▸ **The exercise**
Write each line out exactly, leaving none out.

--- START Record set ---

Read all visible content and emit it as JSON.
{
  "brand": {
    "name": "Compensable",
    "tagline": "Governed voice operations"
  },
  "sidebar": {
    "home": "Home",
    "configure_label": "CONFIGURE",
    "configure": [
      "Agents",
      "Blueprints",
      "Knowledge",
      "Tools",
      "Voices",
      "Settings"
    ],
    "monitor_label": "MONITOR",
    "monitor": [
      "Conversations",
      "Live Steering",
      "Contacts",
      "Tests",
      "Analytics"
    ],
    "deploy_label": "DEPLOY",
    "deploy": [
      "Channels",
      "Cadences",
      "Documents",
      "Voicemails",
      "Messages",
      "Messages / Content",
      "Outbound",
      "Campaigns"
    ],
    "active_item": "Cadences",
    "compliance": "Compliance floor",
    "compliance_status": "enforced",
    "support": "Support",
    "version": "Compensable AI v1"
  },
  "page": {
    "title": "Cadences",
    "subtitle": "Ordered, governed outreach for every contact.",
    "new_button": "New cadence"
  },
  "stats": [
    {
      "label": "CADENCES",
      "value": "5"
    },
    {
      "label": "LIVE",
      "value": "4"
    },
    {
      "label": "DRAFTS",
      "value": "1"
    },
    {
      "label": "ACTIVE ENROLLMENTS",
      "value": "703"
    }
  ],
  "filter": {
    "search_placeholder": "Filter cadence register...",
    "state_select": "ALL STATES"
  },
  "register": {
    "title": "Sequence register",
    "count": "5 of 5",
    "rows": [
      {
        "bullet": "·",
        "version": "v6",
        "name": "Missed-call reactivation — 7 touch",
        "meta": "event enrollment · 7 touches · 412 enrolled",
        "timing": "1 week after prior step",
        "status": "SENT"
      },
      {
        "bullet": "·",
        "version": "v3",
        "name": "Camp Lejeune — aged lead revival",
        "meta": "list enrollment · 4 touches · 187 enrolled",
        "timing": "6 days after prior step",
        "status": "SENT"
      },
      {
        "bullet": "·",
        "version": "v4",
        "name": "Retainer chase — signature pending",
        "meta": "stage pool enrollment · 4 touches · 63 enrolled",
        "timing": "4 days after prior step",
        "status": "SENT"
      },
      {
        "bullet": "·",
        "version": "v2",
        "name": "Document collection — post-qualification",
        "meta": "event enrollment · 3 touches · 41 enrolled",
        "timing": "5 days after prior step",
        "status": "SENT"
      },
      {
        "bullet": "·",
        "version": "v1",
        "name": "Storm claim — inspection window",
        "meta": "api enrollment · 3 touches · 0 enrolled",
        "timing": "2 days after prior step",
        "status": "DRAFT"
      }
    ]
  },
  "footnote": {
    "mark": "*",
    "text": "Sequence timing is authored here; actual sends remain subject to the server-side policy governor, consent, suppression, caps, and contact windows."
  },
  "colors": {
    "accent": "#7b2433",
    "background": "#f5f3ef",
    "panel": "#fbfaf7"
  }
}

--- END Record set ---

▸ **Answer to the task**
Read all visible content and emit it as JSON.
{
  "brand": {
    "name": "Compensable",
    "tagline": "Governed voice operations"
  },
  "sidebar": {
    "home": "Home",
    "configure_label": "CONFIGURE",
    "configure": [
      "Agents",
      "Blueprints",
      "Knowledge",
      "Tools",
      "Voices",
      "Settings"
    ],
    "monitor_label": "MONITOR",
    "monitor": [
      "Conversations",
      "Live Steering",
      "Contacts",
      "Tests",
      "Analytics"
    ],
    "deploy_label": "DEPLOY",
    "deploy": [
      "Channels",
      "Cadences",
      "Documents",
      "Voicemails",
      "Messages",
      "Messages / Content",
      "Outbound",
      "Campaigns"
    ],
    "active_item": "Cadences",
    "compliance": "Compliance floor",
    "compliance_status": "enforced",
    "support": "Support",
    "version": "Compensable AI v1"
  },
  "page": {
    "title": "Cadences",
    "subtitle": "Ordered, governed outreach for every contact.",
    "new_button": "New cadence"
  },
  "stats": [
    {
      "label": "CADENCES",
      "value": "5"
    },
    {
      "label": "LIVE",
      "value": "4"
    },
    {
      "label": "DRAFTS",
      "value": "1"
    },
    {
      "label": "ACTIVE ENROLLMENTS",
      "value": "703"
    }
  ],
  "filter": {
    "search_placeholder": "Filter cadence register...",
    "state_select": "ALL STATES"
  },
  "register": {
    "title": "Sequence register",
    "count": "5 of 5",
    "rows": [
      {
        "bullet": "·",
        "version": "v6",
        "name": "Missed-call reactivation — 7 touch",
        "meta": "event enrollment · 7 touches · 412 enrolled",
        "timing": "1 week after prior step",
        "status": "SENT"
      },
      {
        "bullet": "·",
        "version": "v3",
        "name": "Camp Lejeune — aged lead revival",
        "meta": "list enrollment · 4 touches · 187 enrolled",
        "timing": "6 days after prior step",
        "status": "SENT"
      },
      {
        "bullet": "·",
        "version": "v4",
        "name": "Retainer chase — signature pending",
        "meta": "stage pool enrollment · 4 touches · 63 enrolled",
        "timing": "4 days after prior step",
        "status": "SENT"
      },
      {
        "bullet": "·",
        "version": "v2",
        "name": "Document collection — post-qualification",
        "meta": "event enrollment · 3 touches · 41 enrolled",
        "timing": "5 days after prior step",
        "status": "SENT"
      },
      {
        "bullet": "·",
        "version": "v1",
        "name": "Storm claim — inspection window",
        "meta": "api enrollment · 3 touches · 0 enrolled",
        "timing": "2 days after prior step",
        "status": "DRAFT"
      }
    ]
  },
  "footnote": {
    "mark": "*",
    "text": "Sequence timing is authored here; actual sends remain subject to the server-side policy governor, consent, suppression, caps, and contact windows."
  },
  "colors": {
    "accent": "#7b2433",
    "background": "#f5f3ef",
    "panel": "#fbfaf7"
  }
}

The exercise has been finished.